■ STATED GOAL ■
Of the lines in these entries, how many contain the string "this"? Give the number and nothing else.

■ DATA TO PROCESS ■

※

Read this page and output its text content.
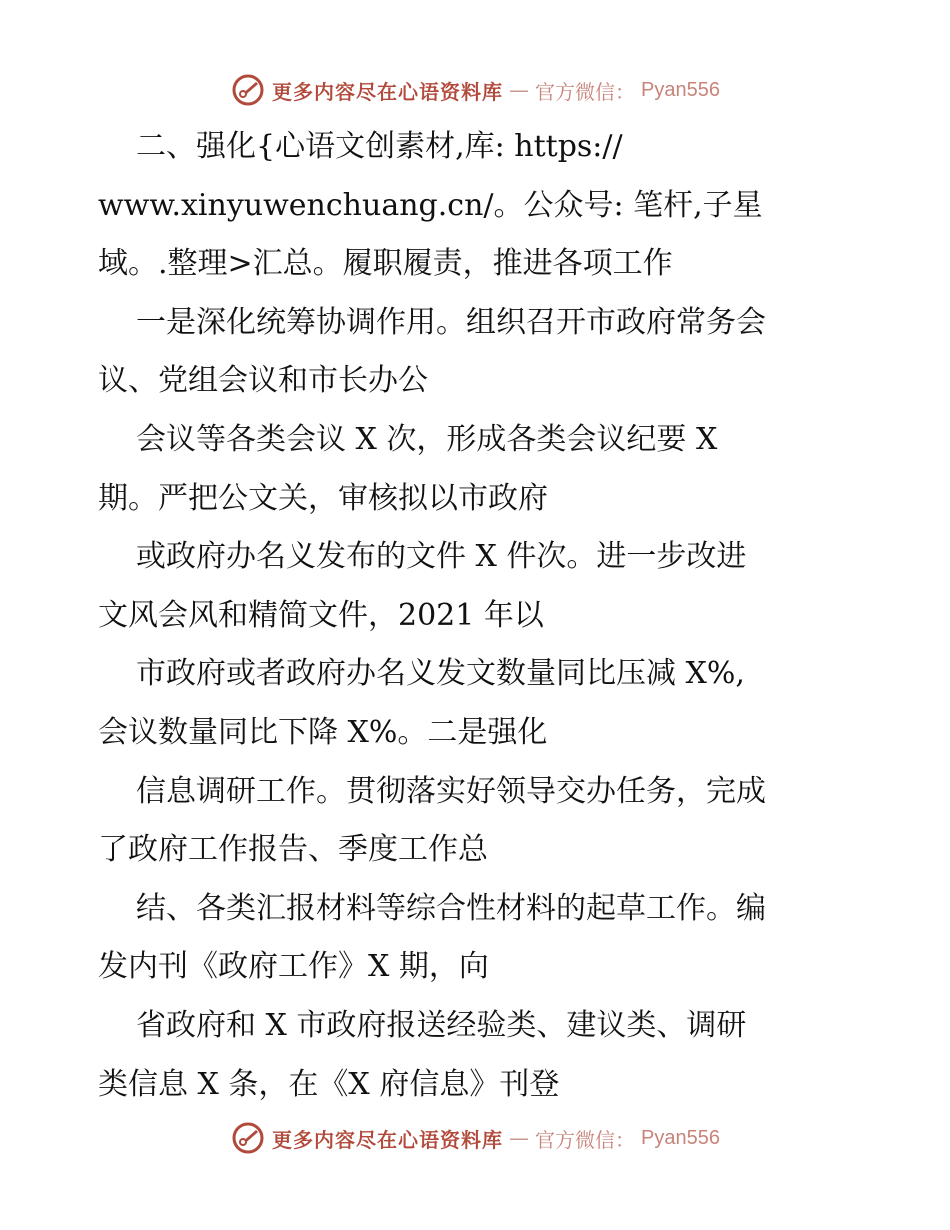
更多内容尽在心语资料库 — 官方微信： Pyan556
二、强化{心语文创素材,库: https://
www.xinyuwenchuang.cn/。公众号: 笔杆,子星
域。.整理>汇总。履职履责，推进各项工作
一是深化统筹协调作用。组织召开市政府常务会
议、党组会议和市长办公
会议等各类会议 X 次，形成各类会议纪要 X
期。严把公文关，审核拟以市政府
或政府办名义发布的文件 X 件次。进一步改进
文风会风和精简文件，2021 年以
市政府或者政府办名义发文数量同比压减 X%,
会议数量同比下降 X%。二是强化
信息调研工作。贯彻落实好领导交办任务，完成
了政府工作报告、季度工作总
结、各类汇报材料等综合性材料的起草工作。编
发内刊《政府工作》X 期，向
省政府和 X 市政府报送经验类、建议类、调研
类信息 X 条，在《X 府信息》刊登
更多内容尽在心语资料库 — 官方微信： Pyan556
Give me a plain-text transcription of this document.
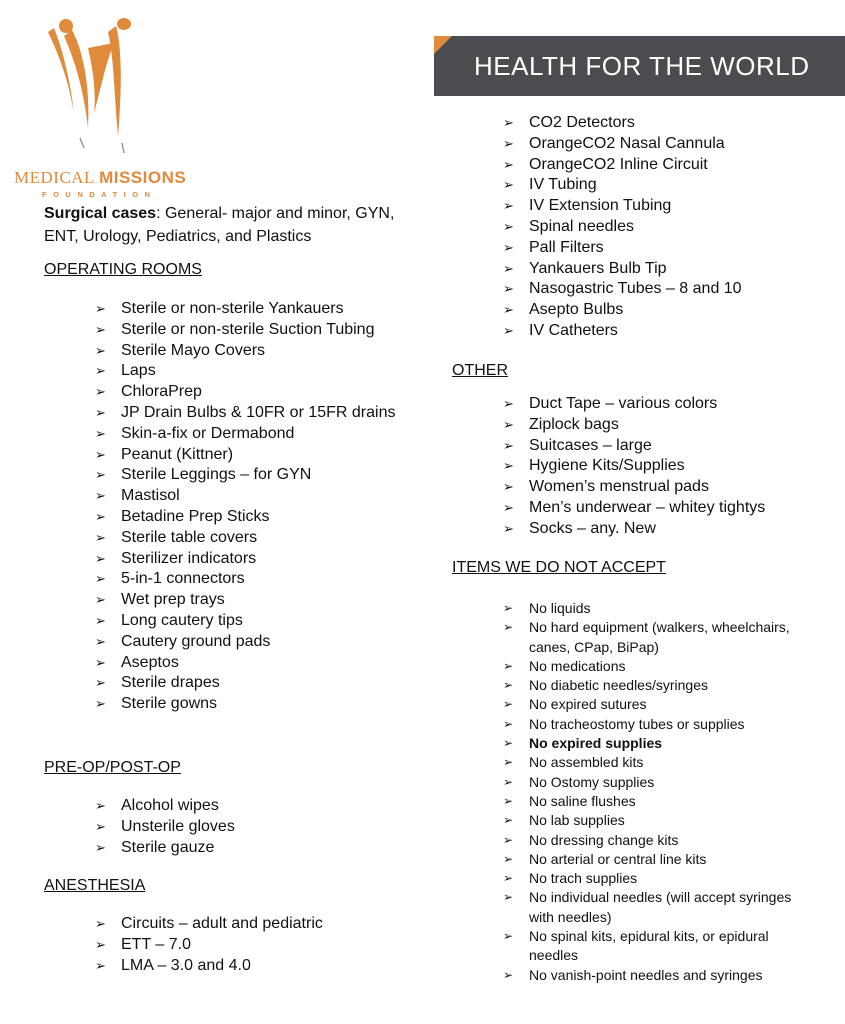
MEDICAL MISSIONS
FOUNDATION
HEALTH FOR THE WORLD
Surgical cases: General- major and minor, GYN, ENT, Urology, Pediatrics, and Plastics
OPERATING ROOMS
➢ Sterile or non-sterile Yankauers
➢ Sterile or non-sterile Suction Tubing
➢ Sterile Mayo Covers
➢ Laps
➢ ChloraPrep
➢ JP Drain Bulbs & 10FR or 15FR drains
➢ Skin-a-fix or Dermabond
➢ Peanut (Kittner)
➢ Sterile Leggings – for GYN
➢ Mastisol
➢ Betadine Prep Sticks
➢ Sterile table covers
➢ Sterilizer indicators
➢ 5-in-1 connectors
➢ Wet prep trays
➢ Long cautery tips
➢ Cautery ground pads
➢ Aseptos
➢ Sterile drapes
➢ Sterile gowns
PRE-OP/POST-OP
➢ Alcohol wipes
➢ Unsterile gloves
➢ Sterile gauze
ANESTHESIA
➢ Circuits – adult and pediatric
➢ ETT – 7.0
➢ LMA – 3.0 and 4.0
➢ CO2 Detectors
➢ OrangeCO2 Nasal Cannula
➢ OrangeCO2 Inline Circuit
➢ IV Tubing
➢ IV Extension Tubing
➢ Spinal needles
➢ Pall Filters
➢ Yankauers Bulb Tip
➢ Nasogastric Tubes – 8 and 10
➢ Asepto Bulbs
➢ IV Catheters
OTHER
➢ Duct Tape – various colors
➢ Ziplock bags
➢ Suitcases – large
➢ Hygiene Kits/Supplies
➢ Women’s menstrual pads
➢ Men’s underwear – whitey tightys
➢ Socks – any. New
ITEMS WE DO NOT ACCEPT
➢ No liquids
➢ No hard equipment (walkers, wheelchairs, canes, CPap, BiPap)
➢ No medications
➢ No diabetic needles/syringes
➢ No expired sutures
➢ No tracheostomy tubes or supplies
➢ No expired supplies
➢ No assembled kits
➢ No Ostomy supplies
➢ No saline flushes
➢ No lab supplies
➢ No dressing change kits
➢ No arterial or central line kits
➢ No trach supplies
➢ No individual needles (will accept syringes with needles)
➢ No spinal kits, epidural kits, or epidural needles
➢ No vanish-point needles and syringes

※

■ OUTPUT ■
2